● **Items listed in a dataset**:
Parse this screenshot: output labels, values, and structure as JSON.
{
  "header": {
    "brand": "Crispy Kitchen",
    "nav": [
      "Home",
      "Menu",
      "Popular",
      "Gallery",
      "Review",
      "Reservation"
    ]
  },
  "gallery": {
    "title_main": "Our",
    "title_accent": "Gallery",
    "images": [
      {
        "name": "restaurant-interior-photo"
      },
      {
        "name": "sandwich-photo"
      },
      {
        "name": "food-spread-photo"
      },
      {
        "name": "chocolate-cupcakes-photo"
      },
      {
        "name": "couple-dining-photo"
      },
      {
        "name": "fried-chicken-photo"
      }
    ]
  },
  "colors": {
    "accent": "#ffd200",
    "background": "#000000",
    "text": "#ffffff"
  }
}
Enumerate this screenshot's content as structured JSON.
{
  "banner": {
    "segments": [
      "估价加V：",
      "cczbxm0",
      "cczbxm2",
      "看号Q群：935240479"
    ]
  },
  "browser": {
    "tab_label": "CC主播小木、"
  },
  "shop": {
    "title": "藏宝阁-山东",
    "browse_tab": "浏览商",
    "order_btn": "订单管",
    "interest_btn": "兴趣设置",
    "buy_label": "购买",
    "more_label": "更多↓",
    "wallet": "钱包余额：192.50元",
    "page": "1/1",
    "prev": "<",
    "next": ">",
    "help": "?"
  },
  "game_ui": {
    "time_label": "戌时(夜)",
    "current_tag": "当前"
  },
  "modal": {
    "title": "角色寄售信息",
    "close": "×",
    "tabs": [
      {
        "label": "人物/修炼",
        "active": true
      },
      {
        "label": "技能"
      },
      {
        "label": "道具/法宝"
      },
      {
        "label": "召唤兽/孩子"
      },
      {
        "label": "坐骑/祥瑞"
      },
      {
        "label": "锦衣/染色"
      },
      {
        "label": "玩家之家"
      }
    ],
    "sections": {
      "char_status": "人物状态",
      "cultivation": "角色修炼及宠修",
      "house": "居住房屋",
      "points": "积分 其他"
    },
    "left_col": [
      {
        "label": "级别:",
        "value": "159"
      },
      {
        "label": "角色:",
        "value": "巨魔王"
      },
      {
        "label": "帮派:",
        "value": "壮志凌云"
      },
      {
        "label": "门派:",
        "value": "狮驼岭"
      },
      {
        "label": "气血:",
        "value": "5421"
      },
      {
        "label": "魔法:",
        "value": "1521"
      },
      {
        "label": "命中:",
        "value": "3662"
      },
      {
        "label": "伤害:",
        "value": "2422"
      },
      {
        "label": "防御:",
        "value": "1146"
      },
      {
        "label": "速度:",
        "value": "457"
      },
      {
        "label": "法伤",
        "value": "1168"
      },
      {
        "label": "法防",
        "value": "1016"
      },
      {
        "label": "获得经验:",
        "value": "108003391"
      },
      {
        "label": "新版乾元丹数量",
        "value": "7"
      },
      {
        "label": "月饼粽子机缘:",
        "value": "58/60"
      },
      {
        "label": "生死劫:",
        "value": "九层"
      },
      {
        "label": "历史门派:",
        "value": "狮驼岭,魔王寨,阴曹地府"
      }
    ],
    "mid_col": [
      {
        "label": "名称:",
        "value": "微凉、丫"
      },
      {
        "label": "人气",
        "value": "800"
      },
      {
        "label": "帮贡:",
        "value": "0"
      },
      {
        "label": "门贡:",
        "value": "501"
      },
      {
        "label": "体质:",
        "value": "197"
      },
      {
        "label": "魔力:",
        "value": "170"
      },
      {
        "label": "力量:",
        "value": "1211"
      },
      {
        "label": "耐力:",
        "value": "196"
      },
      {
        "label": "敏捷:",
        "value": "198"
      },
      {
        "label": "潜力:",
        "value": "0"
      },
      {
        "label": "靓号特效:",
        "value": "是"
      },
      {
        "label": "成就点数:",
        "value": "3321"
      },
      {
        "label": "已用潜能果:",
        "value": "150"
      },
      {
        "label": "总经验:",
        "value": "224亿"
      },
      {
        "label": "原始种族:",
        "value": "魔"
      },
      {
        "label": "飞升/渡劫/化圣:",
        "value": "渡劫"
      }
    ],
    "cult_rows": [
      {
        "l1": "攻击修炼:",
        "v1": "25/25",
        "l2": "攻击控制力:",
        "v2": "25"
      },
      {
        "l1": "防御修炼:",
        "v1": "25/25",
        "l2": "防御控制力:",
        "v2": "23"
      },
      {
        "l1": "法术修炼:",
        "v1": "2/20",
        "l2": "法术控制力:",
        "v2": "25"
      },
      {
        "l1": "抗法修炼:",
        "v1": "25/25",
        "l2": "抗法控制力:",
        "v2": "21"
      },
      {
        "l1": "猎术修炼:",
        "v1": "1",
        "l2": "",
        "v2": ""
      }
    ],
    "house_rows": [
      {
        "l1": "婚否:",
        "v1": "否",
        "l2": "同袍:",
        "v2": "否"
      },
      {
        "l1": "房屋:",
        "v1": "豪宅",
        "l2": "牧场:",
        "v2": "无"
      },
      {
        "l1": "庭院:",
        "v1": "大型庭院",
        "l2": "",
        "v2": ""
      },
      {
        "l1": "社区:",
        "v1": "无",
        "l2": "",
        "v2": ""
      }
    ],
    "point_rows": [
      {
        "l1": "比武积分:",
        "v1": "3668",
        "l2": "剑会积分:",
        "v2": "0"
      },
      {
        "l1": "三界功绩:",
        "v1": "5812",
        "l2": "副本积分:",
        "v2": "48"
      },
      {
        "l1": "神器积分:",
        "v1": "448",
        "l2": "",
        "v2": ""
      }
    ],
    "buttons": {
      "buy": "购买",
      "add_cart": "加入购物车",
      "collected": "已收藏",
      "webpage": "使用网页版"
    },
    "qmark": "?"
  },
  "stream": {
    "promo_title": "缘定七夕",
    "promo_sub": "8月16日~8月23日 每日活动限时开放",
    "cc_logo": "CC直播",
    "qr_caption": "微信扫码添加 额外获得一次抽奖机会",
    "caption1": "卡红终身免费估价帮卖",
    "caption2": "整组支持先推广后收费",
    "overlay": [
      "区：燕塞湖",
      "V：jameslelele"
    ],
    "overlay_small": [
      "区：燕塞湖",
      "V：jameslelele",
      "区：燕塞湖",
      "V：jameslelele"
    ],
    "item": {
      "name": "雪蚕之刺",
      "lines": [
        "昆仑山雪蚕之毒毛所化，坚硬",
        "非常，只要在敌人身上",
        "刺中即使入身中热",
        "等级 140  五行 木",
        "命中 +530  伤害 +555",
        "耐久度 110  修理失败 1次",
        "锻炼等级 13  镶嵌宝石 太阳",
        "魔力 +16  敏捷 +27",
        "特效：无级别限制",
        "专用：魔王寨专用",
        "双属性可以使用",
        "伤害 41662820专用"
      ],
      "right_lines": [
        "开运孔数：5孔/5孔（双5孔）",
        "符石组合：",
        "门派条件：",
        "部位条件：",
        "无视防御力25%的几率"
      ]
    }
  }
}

● **Given instruction**: Quote the material exactly, leaving nothing out.

● **Full output**:
Parse this screenshot: output labels, values, and structure as JSON.
{
  "header": {
    "brand": "Crispy Kitchen",
    "nav": [
      "Home",
      "Menu",
      "Popular",
      "Gallery",
      "Review",
      "Reservation"
    ]
  },
  "gallery": {
    "title_main": "Our",
    "title_accent": "Gallery",
    "images": [
      {
        "name": "restaurant-interior-photo"
      },
      {
        "name": "sandwich-photo"
      },
      {
        "name": "food-spread-photo"
      },
      {
        "name": "chocolate-cupcakes-photo"
      },
      {
        "name": "couple-dining-photo"
      },
      {
        "name": "fried-chicken-photo"
      }
    ]
  },
  "colors": {
    "accent": "#ffd200",
    "background": "#000000",
    "text": "#ffffff"
  }
}
Enumerate this screenshot's content as structured JSON.
{
  "banner": {
    "segments": [
      "估价加V：",
      "cczbxm0",
      "cczbxm2",
      "看号Q群：935240479"
    ]
  },
  "browser": {
    "tab_label": "CC主播小木、"
  },
  "shop": {
    "title": "藏宝阁-山东",
    "browse_tab": "浏览商",
    "order_btn": "订单管",
    "interest_btn": "兴趣设置",
    "buy_label": "购买",
    "more_label": "更多↓",
    "wallet": "钱包余额：192.50元",
    "page": "1/1",
    "prev": "<",
    "next": ">",
    "help": "?"
  },
  "game_ui": {
    "time_label": "戌时(夜)",
    "current_tag": "当前"
  },
  "modal": {
    "title": "角色寄售信息",
    "close": "×",
    "tabs": [
      {
        "label": "人物/修炼",
        "active": true
      },
      {
        "label": "技能"
      },
      {
        "label": "道具/法宝"
      },
      {
        "label": "召唤兽/孩子"
      },
      {
        "label": "坐骑/祥瑞"
      },
      {
        "label": "锦衣/染色"
      },
      {
        "label": "玩家之家"
      }
    ],
    "sections": {
      "char_status": "人物状态",
      "cultivation": "角色修炼及宠修",
      "house": "居住房屋",
      "points": "积分 其他"
    },
    "left_col": [
      {
        "label": "级别:",
        "value": "159"
      },
      {
        "label": "角色:",
        "value": "巨魔王"
      },
      {
        "label": "帮派:",
        "value": "壮志凌云"
      },
      {
        "label": "门派:",
        "value": "狮驼岭"
      },
      {
        "label": "气血:",
        "value": "5421"
      },
      {
        "label": "魔法:",
        "value": "1521"
      },
      {
        "label": "命中:",
        "value": "3662"
      },
      {
        "label": "伤害:",
        "value": "2422"
      },
      {
        "label": "防御:",
        "value": "1146"
      },
      {
        "label": "速度:",
        "value": "457"
      },
      {
        "label": "法伤",
        "value": "1168"
      },
      {
        "label": "法防",
        "value": "1016"
      },
      {
        "label": "获得经验:",
        "value": "108003391"
      },
      {
        "label": "新版乾元丹数量",
        "value": "7"
      },
      {
        "label": "月饼粽子机缘:",
        "value": "58/60"
      },
      {
        "label": "生死劫:",
        "value": "九层"
      },
      {
        "label": "历史门派:",
        "value": "狮驼岭,魔王寨,阴曹地府"
      }
    ],
    "mid_col": [
      {
        "label": "名称:",
        "value": "微凉、丫"
      },
      {
        "label": "人气",
        "value": "800"
      },
      {
        "label": "帮贡:",
        "value": "0"
      },
      {
        "label": "门贡:",
        "value": "501"
      },
      {
        "label": "体质:",
        "value": "197"
      },
      {
        "label": "魔力:",
        "value": "170"
      },
      {
        "label": "力量:",
        "value": "1211"
      },
      {
        "label": "耐力:",
        "value": "196"
      },
      {
        "label": "敏捷:",
        "value": "198"
      },
      {
        "label": "潜力:",
        "value": "0"
      },
      {
        "label": "靓号特效:",
        "value": "是"
      },
      {
        "label": "成就点数:",
        "value": "3321"
      },
      {
        "label": "已用潜能果:",
        "value": "150"
      },
      {
        "label": "总经验:",
        "value": "224亿"
      },
      {
        "label": "原始种族:",
        "value": "魔"
      },
      {
        "label": "飞升/渡劫/化圣:",
        "value": "渡劫"
      }
    ],
    "cult_rows": [
      {
        "l1": "攻击修炼:",
        "v1": "25/25",
        "l2": "攻击控制力:",
        "v2": "25"
      },
      {
        "l1": "防御修炼:",
        "v1": "25/25",
        "l2": "防御控制力:",
        "v2": "23"
      },
      {
        "l1": "法术修炼:",
        "v1": "2/20",
        "l2": "法术控制力:",
        "v2": "25"
      },
      {
        "l1": "抗法修炼:",
        "v1": "25/25",
        "l2": "抗法控制力:",
        "v2": "21"
      },
      {
        "l1": "猎术修炼:",
        "v1": "1",
        "l2": "",
        "v2": ""
      }
    ],
    "house_rows": [
      {
        "l1": "婚否:",
        "v1": "否",
        "l2": "同袍:",
        "v2": "否"
      },
      {
        "l1": "房屋:",
        "v1": "豪宅",
        "l2": "牧场:",
        "v2": "无"
      },
      {
        "l1": "庭院:",
        "v1": "大型庭院",
        "l2": "",
        "v2": ""
      },
      {
        "l1": "社区:",
        "v1": "无",
        "l2": "",
        "v2": ""
      }
    ],
    "point_rows": [
      {
        "l1": "比武积分:",
        "v1": "3668",
        "l2": "剑会积分:",
        "v2": "0"
      },
      {
        "l1": "三界功绩:",
        "v1": "5812",
        "l2": "副本积分:",
        "v2": "48"
      },
      {
        "l1": "神器积分:",
        "v1": "448",
        "l2": "",
        "v2": ""
      }
    ],
    "buttons": {
      "buy": "购买",
      "add_cart": "加入购物车",
      "collected": "已收藏",
      "webpage": "使用网页版"
    },
    "qmark": "?"
  },
  "stream": {
    "promo_title": "缘定七夕",
    "promo_sub": "8月16日~8月23日 每日活动限时开放",
    "cc_logo": "CC直播",
    "qr_caption": "微信扫码添加 额外获得一次抽奖机会",
    "caption1": "卡红终身免费估价帮卖",
    "caption2": "整组支持先推广后收费",
    "overlay": [
      "区：燕塞湖",
      "V：jameslelele"
    ],
    "overlay_small": [
      "区：燕塞湖",
      "V：jameslelele",
      "区：燕塞湖",
      "V：jameslelele"
    ],
    "item": {
      "name": "雪蚕之刺",
      "lines": [
        "昆仑山雪蚕之毒毛所化，坚硬",
        "非常，只要在敌人身上",
        "刺中即使入身中热",
        "等级 140  五行 木",
        "命中 +530  伤害 +555",
        "耐久度 110  修理失败 1次",
        "锻炼等级 13  镶嵌宝石 太阳",
        "魔力 +16  敏捷 +27",
        "特效：无级别限制",
        "专用：魔王寨专用",
        "双属性可以使用",
        "伤害 41662820专用"
      ],
      "right_lines": [
        "开运孔数：5孔/5孔（双5孔）",
        "符石组合：",
        "门派条件：",
        "部位条件：",
        "无视防御力25%的几率"
      ]
    }
  }
}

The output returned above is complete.